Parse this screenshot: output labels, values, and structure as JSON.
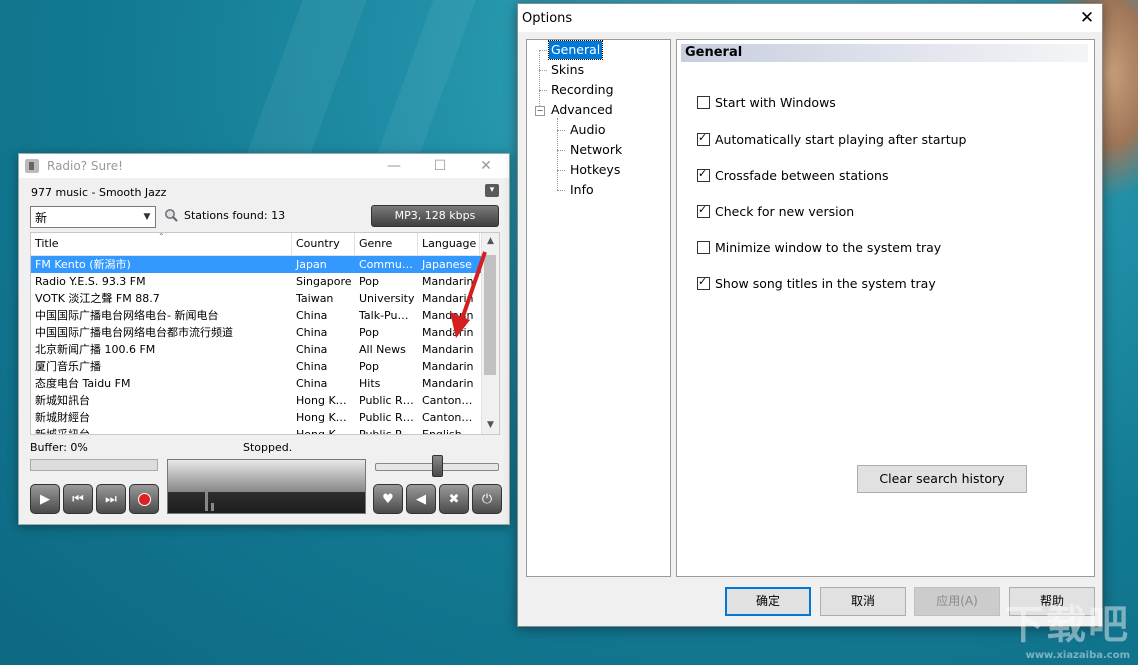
{
  "radio": {
    "title": "Radio? Sure!",
    "station_playing": "977 music - Smooth Jazz",
    "search_value": "新",
    "stations_found": "Stations found: 13",
    "format": "MP3, 128 kbps",
    "columns": [
      "Title",
      "Country",
      "Genre",
      "Language"
    ],
    "rows": [
      {
        "title": "FM Kento (新潟市)",
        "country": "Japan",
        "genre": "Commu…",
        "language": "Japanese"
      },
      {
        "title": "Radio Y.E.S. 93.3 FM",
        "country": "Singapore",
        "genre": "Pop",
        "language": "Mandarin"
      },
      {
        "title": "VOTK 淡江之聲 FM 88.7",
        "country": "Taiwan",
        "genre": "University",
        "language": "Mandarin"
      },
      {
        "title": "中国国际广播电台网络电台- 新闻电台",
        "country": "China",
        "genre": "Talk-Pu…",
        "language": "Mandarin"
      },
      {
        "title": "中国国际广播电台网络电台都市流行频道",
        "country": "China",
        "genre": "Pop",
        "language": "Mandarin"
      },
      {
        "title": "北京新闻广播 100.6 FM",
        "country": "China",
        "genre": "All News",
        "language": "Mandarin"
      },
      {
        "title": "厦门音乐广播",
        "country": "China",
        "genre": "Pop",
        "language": "Mandarin"
      },
      {
        "title": "态度电台 Taidu FM",
        "country": "China",
        "genre": "Hits",
        "language": "Mandarin"
      },
      {
        "title": "新城知訊台",
        "country": "Hong K…",
        "genre": "Public R…",
        "language": "Canton…"
      },
      {
        "title": "新城財經台",
        "country": "Hong K…",
        "genre": "Public R…",
        "language": "Canton…"
      },
      {
        "title": "新城采訊台",
        "country": "Hong K…",
        "genre": "Public R…",
        "language": "English"
      }
    ],
    "buffer": "Buffer: 0%",
    "status": "Stopped.",
    "buffer_fraction": 0,
    "volume_fraction": 0.5,
    "controls": {
      "play": "▶",
      "prev": "⏮",
      "next": "⏭",
      "heart": "♥",
      "mute": "◀",
      "tools": "✖",
      "power": "⏻"
    },
    "icons": [
      "app-icon",
      "mini-window-icon",
      "search-icon",
      "play-icon",
      "previous-icon",
      "next-icon",
      "record-icon",
      "heart-icon",
      "speaker-icon",
      "tools-icon",
      "power-icon"
    ]
  },
  "options": {
    "title": "Options",
    "tree": [
      "General",
      "Skins",
      "Recording",
      "Advanced",
      "Audio",
      "Network",
      "Hotkeys",
      "Info"
    ],
    "selected": "General",
    "panel_title": "General",
    "checkboxes": [
      {
        "label": "Start with Windows",
        "checked": false
      },
      {
        "label": "Automatically start playing after startup",
        "checked": true
      },
      {
        "label": "Crossfade between stations",
        "checked": true
      },
      {
        "label": "Check for new version",
        "checked": true
      },
      {
        "label": "Minimize window to the system tray",
        "checked": false
      },
      {
        "label": "Show song titles in the system tray",
        "checked": true
      }
    ],
    "clear_history": "Clear search history",
    "buttons": {
      "ok": "确定",
      "cancel": "取消",
      "apply": "应用(A)",
      "help": "帮助"
    }
  },
  "colors": {
    "selection": "#3399ff",
    "tree_selection": "#0078d7",
    "annotation_arrow": "#d41f1f"
  },
  "watermark": {
    "main": "下载吧",
    "sub": "www.xiazaiba.com"
  }
}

◆ What to produce ◆
Go back to the records above and write them out exactly, without the pictures.

◆ Task result ◆
Parse this screenshot: output labels, values, and structure as JSON.
{
  "radio": {
    "title": "Radio? Sure!",
    "station_playing": "977 music - Smooth Jazz",
    "search_value": "新",
    "stations_found": "Stations found: 13",
    "format": "MP3, 128 kbps",
    "columns": [
      "Title",
      "Country",
      "Genre",
      "Language"
    ],
    "rows": [
      {
        "title": "FM Kento (新潟市)",
        "country": "Japan",
        "genre": "Commu…",
        "language": "Japanese"
      },
      {
        "title": "Radio Y.E.S. 93.3 FM",
        "country": "Singapore",
        "genre": "Pop",
        "language": "Mandarin"
      },
      {
        "title": "VOTK 淡江之聲 FM 88.7",
        "country": "Taiwan",
        "genre": "University",
        "language": "Mandarin"
      },
      {
        "title": "中国国际广播电台网络电台- 新闻电台",
        "country": "China",
        "genre": "Talk-Pu…",
        "language": "Mandarin"
      },
      {
        "title": "中国国际广播电台网络电台都市流行频道",
        "country": "China",
        "genre": "Pop",
        "language": "Mandarin"
      },
      {
        "title": "北京新闻广播 100.6 FM",
        "country": "China",
        "genre": "All News",
        "language": "Mandarin"
      },
      {
        "title": "厦门音乐广播",
        "country": "China",
        "genre": "Pop",
        "language": "Mandarin"
      },
      {
        "title": "态度电台 Taidu FM",
        "country": "China",
        "genre": "Hits",
        "language": "Mandarin"
      },
      {
        "title": "新城知訊台",
        "country": "Hong K…",
        "genre": "Public R…",
        "language": "Canton…"
      },
      {
        "title": "新城財經台",
        "country": "Hong K…",
        "genre": "Public R…",
        "language": "Canton…"
      },
      {
        "title": "新城采訊台",
        "country": "Hong K…",
        "genre": "Public R…",
        "language": "English"
      }
    ],
    "buffer": "Buffer: 0%",
    "status": "Stopped.",
    "buffer_fraction": 0,
    "volume_fraction": 0.5,
    "controls": {
      "play": "▶",
      "prev": "⏮",
      "next": "⏭",
      "heart": "♥",
      "mute": "◀",
      "tools": "✖",
      "power": "⏻"
    },
    "icons": [
      "app-icon",
      "mini-window-icon",
      "search-icon",
      "play-icon",
      "previous-icon",
      "next-icon",
      "record-icon",
      "heart-icon",
      "speaker-icon",
      "tools-icon",
      "power-icon"
    ]
  },
  "options": {
    "title": "Options",
    "tree": [
      "General",
      "Skins",
      "Recording",
      "Advanced",
      "Audio",
      "Network",
      "Hotkeys",
      "Info"
    ],
    "selected": "General",
    "panel_title": "General",
    "checkboxes": [
      {
        "label": "Start with Windows",
        "checked": false
      },
      {
        "label": "Automatically start playing after startup",
        "checked": true
      },
      {
        "label": "Crossfade between stations",
        "checked": true
      },
      {
        "label": "Check for new version",
        "checked": true
      },
      {
        "label": "Minimize window to the system tray",
        "checked": false
      },
      {
        "label": "Show song titles in the system tray",
        "checked": true
      }
    ],
    "clear_history": "Clear search history",
    "buttons": {
      "ok": "确定",
      "cancel": "取消",
      "apply": "应用(A)",
      "help": "帮助"
    }
  },
  "colors": {
    "selection": "#3399ff",
    "tree_selection": "#0078d7",
    "annotation_arrow": "#d41f1f"
  },
  "watermark": {
    "main": "下载吧",
    "sub": "www.xiazaiba.com"
  }
}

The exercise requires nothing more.